Transcribe the whole listing without a single picture.
####################
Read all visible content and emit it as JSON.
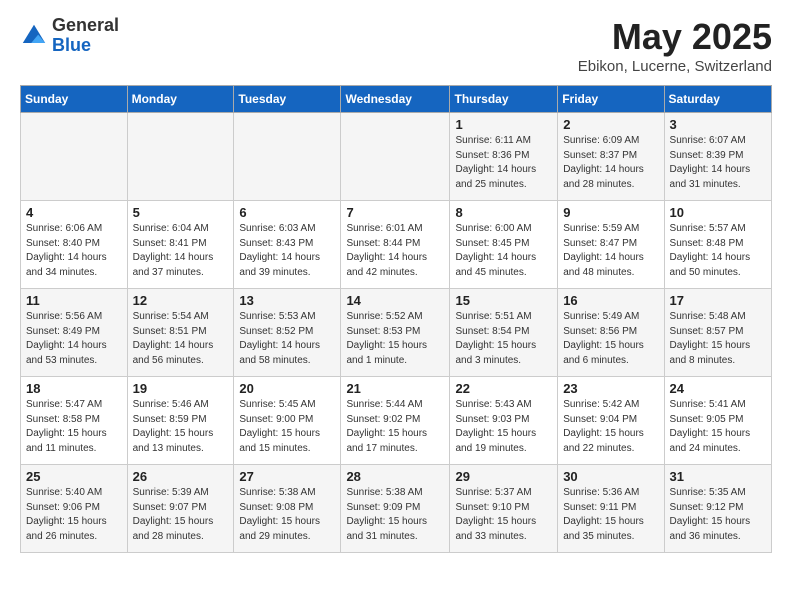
{
  "header": {
    "logo": {
      "general": "General",
      "blue": "Blue"
    },
    "title": "May 2025",
    "subtitle": "Ebikon, Lucerne, Switzerland"
  },
  "days_of_week": [
    "Sunday",
    "Monday",
    "Tuesday",
    "Wednesday",
    "Thursday",
    "Friday",
    "Saturday"
  ],
  "weeks": [
    [
      {
        "day": "",
        "sunrise": "",
        "sunset": "",
        "daylight": ""
      },
      {
        "day": "",
        "sunrise": "",
        "sunset": "",
        "daylight": ""
      },
      {
        "day": "",
        "sunrise": "",
        "sunset": "",
        "daylight": ""
      },
      {
        "day": "",
        "sunrise": "",
        "sunset": "",
        "daylight": ""
      },
      {
        "day": "1",
        "sunrise": "Sunrise: 6:11 AM",
        "sunset": "Sunset: 8:36 PM",
        "daylight": "Daylight: 14 hours and 25 minutes."
      },
      {
        "day": "2",
        "sunrise": "Sunrise: 6:09 AM",
        "sunset": "Sunset: 8:37 PM",
        "daylight": "Daylight: 14 hours and 28 minutes."
      },
      {
        "day": "3",
        "sunrise": "Sunrise: 6:07 AM",
        "sunset": "Sunset: 8:39 PM",
        "daylight": "Daylight: 14 hours and 31 minutes."
      }
    ],
    [
      {
        "day": "4",
        "sunrise": "Sunrise: 6:06 AM",
        "sunset": "Sunset: 8:40 PM",
        "daylight": "Daylight: 14 hours and 34 minutes."
      },
      {
        "day": "5",
        "sunrise": "Sunrise: 6:04 AM",
        "sunset": "Sunset: 8:41 PM",
        "daylight": "Daylight: 14 hours and 37 minutes."
      },
      {
        "day": "6",
        "sunrise": "Sunrise: 6:03 AM",
        "sunset": "Sunset: 8:43 PM",
        "daylight": "Daylight: 14 hours and 39 minutes."
      },
      {
        "day": "7",
        "sunrise": "Sunrise: 6:01 AM",
        "sunset": "Sunset: 8:44 PM",
        "daylight": "Daylight: 14 hours and 42 minutes."
      },
      {
        "day": "8",
        "sunrise": "Sunrise: 6:00 AM",
        "sunset": "Sunset: 8:45 PM",
        "daylight": "Daylight: 14 hours and 45 minutes."
      },
      {
        "day": "9",
        "sunrise": "Sunrise: 5:59 AM",
        "sunset": "Sunset: 8:47 PM",
        "daylight": "Daylight: 14 hours and 48 minutes."
      },
      {
        "day": "10",
        "sunrise": "Sunrise: 5:57 AM",
        "sunset": "Sunset: 8:48 PM",
        "daylight": "Daylight: 14 hours and 50 minutes."
      }
    ],
    [
      {
        "day": "11",
        "sunrise": "Sunrise: 5:56 AM",
        "sunset": "Sunset: 8:49 PM",
        "daylight": "Daylight: 14 hours and 53 minutes."
      },
      {
        "day": "12",
        "sunrise": "Sunrise: 5:54 AM",
        "sunset": "Sunset: 8:51 PM",
        "daylight": "Daylight: 14 hours and 56 minutes."
      },
      {
        "day": "13",
        "sunrise": "Sunrise: 5:53 AM",
        "sunset": "Sunset: 8:52 PM",
        "daylight": "Daylight: 14 hours and 58 minutes."
      },
      {
        "day": "14",
        "sunrise": "Sunrise: 5:52 AM",
        "sunset": "Sunset: 8:53 PM",
        "daylight": "Daylight: 15 hours and 1 minute."
      },
      {
        "day": "15",
        "sunrise": "Sunrise: 5:51 AM",
        "sunset": "Sunset: 8:54 PM",
        "daylight": "Daylight: 15 hours and 3 minutes."
      },
      {
        "day": "16",
        "sunrise": "Sunrise: 5:49 AM",
        "sunset": "Sunset: 8:56 PM",
        "daylight": "Daylight: 15 hours and 6 minutes."
      },
      {
        "day": "17",
        "sunrise": "Sunrise: 5:48 AM",
        "sunset": "Sunset: 8:57 PM",
        "daylight": "Daylight: 15 hours and 8 minutes."
      }
    ],
    [
      {
        "day": "18",
        "sunrise": "Sunrise: 5:47 AM",
        "sunset": "Sunset: 8:58 PM",
        "daylight": "Daylight: 15 hours and 11 minutes."
      },
      {
        "day": "19",
        "sunrise": "Sunrise: 5:46 AM",
        "sunset": "Sunset: 8:59 PM",
        "daylight": "Daylight: 15 hours and 13 minutes."
      },
      {
        "day": "20",
        "sunrise": "Sunrise: 5:45 AM",
        "sunset": "Sunset: 9:00 PM",
        "daylight": "Daylight: 15 hours and 15 minutes."
      },
      {
        "day": "21",
        "sunrise": "Sunrise: 5:44 AM",
        "sunset": "Sunset: 9:02 PM",
        "daylight": "Daylight: 15 hours and 17 minutes."
      },
      {
        "day": "22",
        "sunrise": "Sunrise: 5:43 AM",
        "sunset": "Sunset: 9:03 PM",
        "daylight": "Daylight: 15 hours and 19 minutes."
      },
      {
        "day": "23",
        "sunrise": "Sunrise: 5:42 AM",
        "sunset": "Sunset: 9:04 PM",
        "daylight": "Daylight: 15 hours and 22 minutes."
      },
      {
        "day": "24",
        "sunrise": "Sunrise: 5:41 AM",
        "sunset": "Sunset: 9:05 PM",
        "daylight": "Daylight: 15 hours and 24 minutes."
      }
    ],
    [
      {
        "day": "25",
        "sunrise": "Sunrise: 5:40 AM",
        "sunset": "Sunset: 9:06 PM",
        "daylight": "Daylight: 15 hours and 26 minutes."
      },
      {
        "day": "26",
        "sunrise": "Sunrise: 5:39 AM",
        "sunset": "Sunset: 9:07 PM",
        "daylight": "Daylight: 15 hours and 28 minutes."
      },
      {
        "day": "27",
        "sunrise": "Sunrise: 5:38 AM",
        "sunset": "Sunset: 9:08 PM",
        "daylight": "Daylight: 15 hours and 29 minutes."
      },
      {
        "day": "28",
        "sunrise": "Sunrise: 5:38 AM",
        "sunset": "Sunset: 9:09 PM",
        "daylight": "Daylight: 15 hours and 31 minutes."
      },
      {
        "day": "29",
        "sunrise": "Sunrise: 5:37 AM",
        "sunset": "Sunset: 9:10 PM",
        "daylight": "Daylight: 15 hours and 33 minutes."
      },
      {
        "day": "30",
        "sunrise": "Sunrise: 5:36 AM",
        "sunset": "Sunset: 9:11 PM",
        "daylight": "Daylight: 15 hours and 35 minutes."
      },
      {
        "day": "31",
        "sunrise": "Sunrise: 5:35 AM",
        "sunset": "Sunset: 9:12 PM",
        "daylight": "Daylight: 15 hours and 36 minutes."
      }
    ]
  ]
}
####################
- [SOLUTION FOR THIS EXERCISE]
Read all visible content and emit it as JSON.
{
  "header": {
    "logo": {
      "general": "General",
      "blue": "Blue"
    },
    "title": "May 2025",
    "subtitle": "Ebikon, Lucerne, Switzerland"
  },
  "days_of_week": [
    "Sunday",
    "Monday",
    "Tuesday",
    "Wednesday",
    "Thursday",
    "Friday",
    "Saturday"
  ],
  "weeks": [
    [
      {
        "day": "",
        "sunrise": "",
        "sunset": "",
        "daylight": ""
      },
      {
        "day": "",
        "sunrise": "",
        "sunset": "",
        "daylight": ""
      },
      {
        "day": "",
        "sunrise": "",
        "sunset": "",
        "daylight": ""
      },
      {
        "day": "",
        "sunrise": "",
        "sunset": "",
        "daylight": ""
      },
      {
        "day": "1",
        "sunrise": "Sunrise: 6:11 AM",
        "sunset": "Sunset: 8:36 PM",
        "daylight": "Daylight: 14 hours and 25 minutes."
      },
      {
        "day": "2",
        "sunrise": "Sunrise: 6:09 AM",
        "sunset": "Sunset: 8:37 PM",
        "daylight": "Daylight: 14 hours and 28 minutes."
      },
      {
        "day": "3",
        "sunrise": "Sunrise: 6:07 AM",
        "sunset": "Sunset: 8:39 PM",
        "daylight": "Daylight: 14 hours and 31 minutes."
      }
    ],
    [
      {
        "day": "4",
        "sunrise": "Sunrise: 6:06 AM",
        "sunset": "Sunset: 8:40 PM",
        "daylight": "Daylight: 14 hours and 34 minutes."
      },
      {
        "day": "5",
        "sunrise": "Sunrise: 6:04 AM",
        "sunset": "Sunset: 8:41 PM",
        "daylight": "Daylight: 14 hours and 37 minutes."
      },
      {
        "day": "6",
        "sunrise": "Sunrise: 6:03 AM",
        "sunset": "Sunset: 8:43 PM",
        "daylight": "Daylight: 14 hours and 39 minutes."
      },
      {
        "day": "7",
        "sunrise": "Sunrise: 6:01 AM",
        "sunset": "Sunset: 8:44 PM",
        "daylight": "Daylight: 14 hours and 42 minutes."
      },
      {
        "day": "8",
        "sunrise": "Sunrise: 6:00 AM",
        "sunset": "Sunset: 8:45 PM",
        "daylight": "Daylight: 14 hours and 45 minutes."
      },
      {
        "day": "9",
        "sunrise": "Sunrise: 5:59 AM",
        "sunset": "Sunset: 8:47 PM",
        "daylight": "Daylight: 14 hours and 48 minutes."
      },
      {
        "day": "10",
        "sunrise": "Sunrise: 5:57 AM",
        "sunset": "Sunset: 8:48 PM",
        "daylight": "Daylight: 14 hours and 50 minutes."
      }
    ],
    [
      {
        "day": "11",
        "sunrise": "Sunrise: 5:56 AM",
        "sunset": "Sunset: 8:49 PM",
        "daylight": "Daylight: 14 hours and 53 minutes."
      },
      {
        "day": "12",
        "sunrise": "Sunrise: 5:54 AM",
        "sunset": "Sunset: 8:51 PM",
        "daylight": "Daylight: 14 hours and 56 minutes."
      },
      {
        "day": "13",
        "sunrise": "Sunrise: 5:53 AM",
        "sunset": "Sunset: 8:52 PM",
        "daylight": "Daylight: 14 hours and 58 minutes."
      },
      {
        "day": "14",
        "sunrise": "Sunrise: 5:52 AM",
        "sunset": "Sunset: 8:53 PM",
        "daylight": "Daylight: 15 hours and 1 minute."
      },
      {
        "day": "15",
        "sunrise": "Sunrise: 5:51 AM",
        "sunset": "Sunset: 8:54 PM",
        "daylight": "Daylight: 15 hours and 3 minutes."
      },
      {
        "day": "16",
        "sunrise": "Sunrise: 5:49 AM",
        "sunset": "Sunset: 8:56 PM",
        "daylight": "Daylight: 15 hours and 6 minutes."
      },
      {
        "day": "17",
        "sunrise": "Sunrise: 5:48 AM",
        "sunset": "Sunset: 8:57 PM",
        "daylight": "Daylight: 15 hours and 8 minutes."
      }
    ],
    [
      {
        "day": "18",
        "sunrise": "Sunrise: 5:47 AM",
        "sunset": "Sunset: 8:58 PM",
        "daylight": "Daylight: 15 hours and 11 minutes."
      },
      {
        "day": "19",
        "sunrise": "Sunrise: 5:46 AM",
        "sunset": "Sunset: 8:59 PM",
        "daylight": "Daylight: 15 hours and 13 minutes."
      },
      {
        "day": "20",
        "sunrise": "Sunrise: 5:45 AM",
        "sunset": "Sunset: 9:00 PM",
        "daylight": "Daylight: 15 hours and 15 minutes."
      },
      {
        "day": "21",
        "sunrise": "Sunrise: 5:44 AM",
        "sunset": "Sunset: 9:02 PM",
        "daylight": "Daylight: 15 hours and 17 minutes."
      },
      {
        "day": "22",
        "sunrise": "Sunrise: 5:43 AM",
        "sunset": "Sunset: 9:03 PM",
        "daylight": "Daylight: 15 hours and 19 minutes."
      },
      {
        "day": "23",
        "sunrise": "Sunrise: 5:42 AM",
        "sunset": "Sunset: 9:04 PM",
        "daylight": "Daylight: 15 hours and 22 minutes."
      },
      {
        "day": "24",
        "sunrise": "Sunrise: 5:41 AM",
        "sunset": "Sunset: 9:05 PM",
        "daylight": "Daylight: 15 hours and 24 minutes."
      }
    ],
    [
      {
        "day": "25",
        "sunrise": "Sunrise: 5:40 AM",
        "sunset": "Sunset: 9:06 PM",
        "daylight": "Daylight: 15 hours and 26 minutes."
      },
      {
        "day": "26",
        "sunrise": "Sunrise: 5:39 AM",
        "sunset": "Sunset: 9:07 PM",
        "daylight": "Daylight: 15 hours and 28 minutes."
      },
      {
        "day": "27",
        "sunrise": "Sunrise: 5:38 AM",
        "sunset": "Sunset: 9:08 PM",
        "daylight": "Daylight: 15 hours and 29 minutes."
      },
      {
        "day": "28",
        "sunrise": "Sunrise: 5:38 AM",
        "sunset": "Sunset: 9:09 PM",
        "daylight": "Daylight: 15 hours and 31 minutes."
      },
      {
        "day": "29",
        "sunrise": "Sunrise: 5:37 AM",
        "sunset": "Sunset: 9:10 PM",
        "daylight": "Daylight: 15 hours and 33 minutes."
      },
      {
        "day": "30",
        "sunrise": "Sunrise: 5:36 AM",
        "sunset": "Sunset: 9:11 PM",
        "daylight": "Daylight: 15 hours and 35 minutes."
      },
      {
        "day": "31",
        "sunrise": "Sunrise: 5:35 AM",
        "sunset": "Sunset: 9:12 PM",
        "daylight": "Daylight: 15 hours and 36 minutes."
      }
    ]
  ]
}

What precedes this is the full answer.